**TRY IT**
Copy the comments on the tower collapse from "Yeah......wedge or v" up to and including "constance of a ram.", swapping "axe" for "hatchet".

**SELECTED PASSAGE**
A wedge is a better anology than an axe. Especially if the wedge is powered by a hydraulic ram, like an industrial log splitter.

Yeah......wedge or v through the centre/off centre etc. Top 10 stories being the wedge as it did tilt into such.....sort of. Guided by the central columns on its way down.......possibly. Ripping the structure from inside out. That's my mental picture. Perhaps not as swift as an axe and yeah.......more like the constance of a ram.
 
In some of the videos you can clearly see parts of the core standing after the other wall and floors have fallen away. Hard to see with the dust and all, must be a video of good quality. They only stand for a second or two.

If memory serves, I think the free standing core was close to 60 stories in the North tower and 40 in the South. There's only a few good videos where the cores can be made out through the dust cloud.

Don't quote me on that though.

**DATASET RECORDS**
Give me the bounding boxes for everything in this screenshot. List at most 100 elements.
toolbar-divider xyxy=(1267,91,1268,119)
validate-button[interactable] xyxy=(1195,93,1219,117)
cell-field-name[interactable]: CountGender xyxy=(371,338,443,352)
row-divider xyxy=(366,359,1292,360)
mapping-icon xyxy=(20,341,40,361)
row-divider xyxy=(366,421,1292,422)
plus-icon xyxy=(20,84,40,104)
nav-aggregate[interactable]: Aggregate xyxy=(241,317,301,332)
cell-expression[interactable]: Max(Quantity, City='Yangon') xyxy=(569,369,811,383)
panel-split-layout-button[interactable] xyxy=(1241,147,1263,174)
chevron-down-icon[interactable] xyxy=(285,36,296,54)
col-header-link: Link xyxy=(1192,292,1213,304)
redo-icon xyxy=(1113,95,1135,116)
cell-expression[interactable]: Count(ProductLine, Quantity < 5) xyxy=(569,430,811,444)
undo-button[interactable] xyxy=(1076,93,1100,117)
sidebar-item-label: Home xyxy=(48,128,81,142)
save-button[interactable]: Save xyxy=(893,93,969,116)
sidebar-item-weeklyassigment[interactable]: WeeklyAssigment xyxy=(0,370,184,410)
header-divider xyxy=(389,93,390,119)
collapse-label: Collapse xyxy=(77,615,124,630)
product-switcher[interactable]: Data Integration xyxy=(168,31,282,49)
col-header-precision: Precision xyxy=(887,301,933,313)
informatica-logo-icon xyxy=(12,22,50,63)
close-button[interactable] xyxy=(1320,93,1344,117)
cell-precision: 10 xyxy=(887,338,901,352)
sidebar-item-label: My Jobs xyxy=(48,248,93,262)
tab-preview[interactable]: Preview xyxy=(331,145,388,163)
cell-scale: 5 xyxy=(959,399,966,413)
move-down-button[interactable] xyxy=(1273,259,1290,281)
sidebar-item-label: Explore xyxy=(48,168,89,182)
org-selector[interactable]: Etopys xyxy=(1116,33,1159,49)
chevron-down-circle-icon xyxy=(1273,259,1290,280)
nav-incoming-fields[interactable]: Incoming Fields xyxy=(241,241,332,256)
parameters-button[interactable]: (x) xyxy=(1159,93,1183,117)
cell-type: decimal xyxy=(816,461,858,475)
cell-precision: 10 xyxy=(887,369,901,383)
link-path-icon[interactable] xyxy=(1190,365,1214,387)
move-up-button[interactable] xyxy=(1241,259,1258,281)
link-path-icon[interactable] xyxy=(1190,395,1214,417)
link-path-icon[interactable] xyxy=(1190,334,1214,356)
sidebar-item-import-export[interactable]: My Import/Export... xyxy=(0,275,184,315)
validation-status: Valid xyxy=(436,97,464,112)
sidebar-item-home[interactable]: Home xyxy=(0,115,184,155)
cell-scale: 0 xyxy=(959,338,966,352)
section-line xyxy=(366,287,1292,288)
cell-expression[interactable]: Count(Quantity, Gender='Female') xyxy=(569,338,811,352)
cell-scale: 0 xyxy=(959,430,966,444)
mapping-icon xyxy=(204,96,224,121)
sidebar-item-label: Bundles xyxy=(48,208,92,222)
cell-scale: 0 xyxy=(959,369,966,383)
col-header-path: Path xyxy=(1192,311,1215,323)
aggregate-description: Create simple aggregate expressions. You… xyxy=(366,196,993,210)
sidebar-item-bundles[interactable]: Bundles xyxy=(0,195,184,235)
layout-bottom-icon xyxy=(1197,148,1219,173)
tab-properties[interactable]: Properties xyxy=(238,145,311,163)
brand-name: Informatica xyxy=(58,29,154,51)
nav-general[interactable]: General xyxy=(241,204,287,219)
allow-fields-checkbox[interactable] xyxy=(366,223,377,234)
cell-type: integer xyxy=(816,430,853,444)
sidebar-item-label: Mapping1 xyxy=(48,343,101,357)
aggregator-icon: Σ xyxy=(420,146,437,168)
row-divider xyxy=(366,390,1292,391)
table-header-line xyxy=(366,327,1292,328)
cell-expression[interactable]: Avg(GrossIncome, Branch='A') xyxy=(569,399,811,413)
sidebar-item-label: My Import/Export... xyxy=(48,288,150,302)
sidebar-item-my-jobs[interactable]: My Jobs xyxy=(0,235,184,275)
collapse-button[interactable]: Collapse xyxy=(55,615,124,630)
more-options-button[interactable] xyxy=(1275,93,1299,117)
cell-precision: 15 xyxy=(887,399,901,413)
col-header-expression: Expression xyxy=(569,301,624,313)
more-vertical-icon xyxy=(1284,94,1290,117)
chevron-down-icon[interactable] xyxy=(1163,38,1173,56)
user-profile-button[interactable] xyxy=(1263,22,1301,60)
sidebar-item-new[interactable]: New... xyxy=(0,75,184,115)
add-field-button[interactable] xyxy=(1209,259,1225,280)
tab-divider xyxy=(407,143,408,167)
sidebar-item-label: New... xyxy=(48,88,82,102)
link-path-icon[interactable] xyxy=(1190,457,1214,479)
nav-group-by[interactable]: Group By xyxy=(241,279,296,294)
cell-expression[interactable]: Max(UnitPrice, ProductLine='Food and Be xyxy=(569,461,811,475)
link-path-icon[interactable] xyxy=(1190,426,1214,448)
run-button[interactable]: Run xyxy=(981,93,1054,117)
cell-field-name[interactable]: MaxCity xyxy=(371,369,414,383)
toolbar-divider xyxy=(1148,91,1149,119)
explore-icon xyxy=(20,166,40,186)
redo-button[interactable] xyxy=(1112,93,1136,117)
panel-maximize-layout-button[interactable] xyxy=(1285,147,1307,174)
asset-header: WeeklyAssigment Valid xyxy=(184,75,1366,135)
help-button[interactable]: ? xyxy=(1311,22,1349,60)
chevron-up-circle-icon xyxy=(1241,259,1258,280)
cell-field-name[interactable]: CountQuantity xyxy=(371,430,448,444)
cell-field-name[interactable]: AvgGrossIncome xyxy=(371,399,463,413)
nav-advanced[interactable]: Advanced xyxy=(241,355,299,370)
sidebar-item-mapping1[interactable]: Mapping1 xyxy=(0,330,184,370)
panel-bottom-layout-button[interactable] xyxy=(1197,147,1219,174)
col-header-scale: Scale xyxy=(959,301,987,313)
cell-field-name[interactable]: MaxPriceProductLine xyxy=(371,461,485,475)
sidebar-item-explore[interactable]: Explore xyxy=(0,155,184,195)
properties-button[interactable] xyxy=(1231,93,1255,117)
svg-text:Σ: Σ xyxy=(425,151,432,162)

**WRITTEN ANSWER**
Yeah......wedge or v through the centre/off centre etc. Top 10 stories being the wedge as it did tilt into such.....sort of. Guided by the central columns on its way down.......possibly. Ripping the structure from inside out. That's my mental picture. Perhaps not as swift as an hatchet and yeah.......more like the constance of a ram.